--- TO BE DONE ---
Will you output the entries below exactly, skipping every image they contain?
─── ENTRIES SUPPLIED ───
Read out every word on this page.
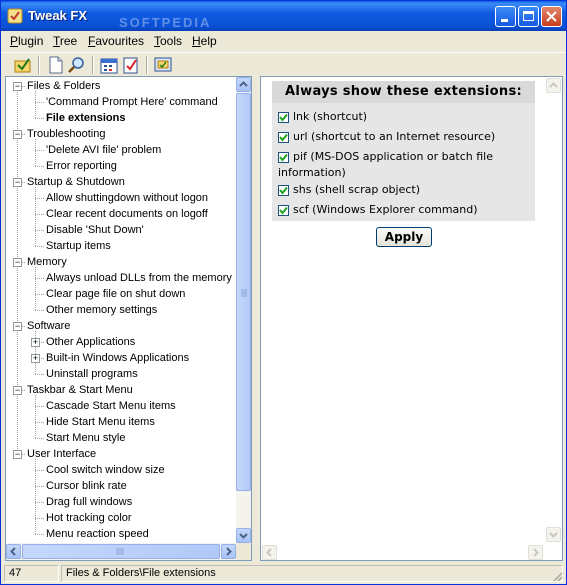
Tweak FX SOFTPEDIA
Plugin Tree Favourites Tools Help
Files & Folders
−
'Command Prompt Here' command
File extensions
Troubleshooting
−
'Delete AVI file' problem
Error reporting
Startup & Shutdown
−
Allow shuttingdown without logon
Clear recent documents on logoff
Disable 'Shut Down'
Startup items
Memory
−
Always unload DLLs from the memory
Clear page file on shut down
Other memory settings
Software
−
Other Applications
+
Built-in Windows Applications
+
Uninstall programs
Taskbar & Start Menu
−
Cascade Start Menu items
Hide Start Menu items
Start Menu style
User Interface
−
Cool switch window size
Cursor blink rate
Drag full windows
Hot tracking color
Menu reaction speed
Always show these extensions:
lnk (shortcut)
url (shortcut to an Internet resource)
pif (MS-DOS application or batch file information)
shs (shell scrap object)
scf (Windows Explorer command)
Apply
47	Files & Folders\File extensions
───
--- TASK OUTPUT ---
Read out every word on this page.
Tweak FX SOFTPEDIA
Plugin Tree Favourites Tools Help
Files & Folders
−
'Command Prompt Here' command
File extensions
Troubleshooting
−
'Delete AVI file' problem
Error reporting
Startup & Shutdown
−
Allow shuttingdown without logon
Clear recent documents on logoff
Disable 'Shut Down'
Startup items
Memory
−
Always unload DLLs from the memory
Clear page file on shut down
Other memory settings
Software
−
Other Applications
+
Built-in Windows Applications
+
Uninstall programs
Taskbar & Start Menu
−
Cascade Start Menu items
Hide Start Menu items
Start Menu style
User Interface
−
Cool switch window size
Cursor blink rate
Drag full windows
Hot tracking color
Menu reaction speed
Always show these extensions:
lnk (shortcut)
url (shortcut to an Internet resource)
pif (MS-DOS application or batch file information)
shs (shell scrap object)
scf (Windows Explorer command)
Apply
47	Files & Folders\File extensions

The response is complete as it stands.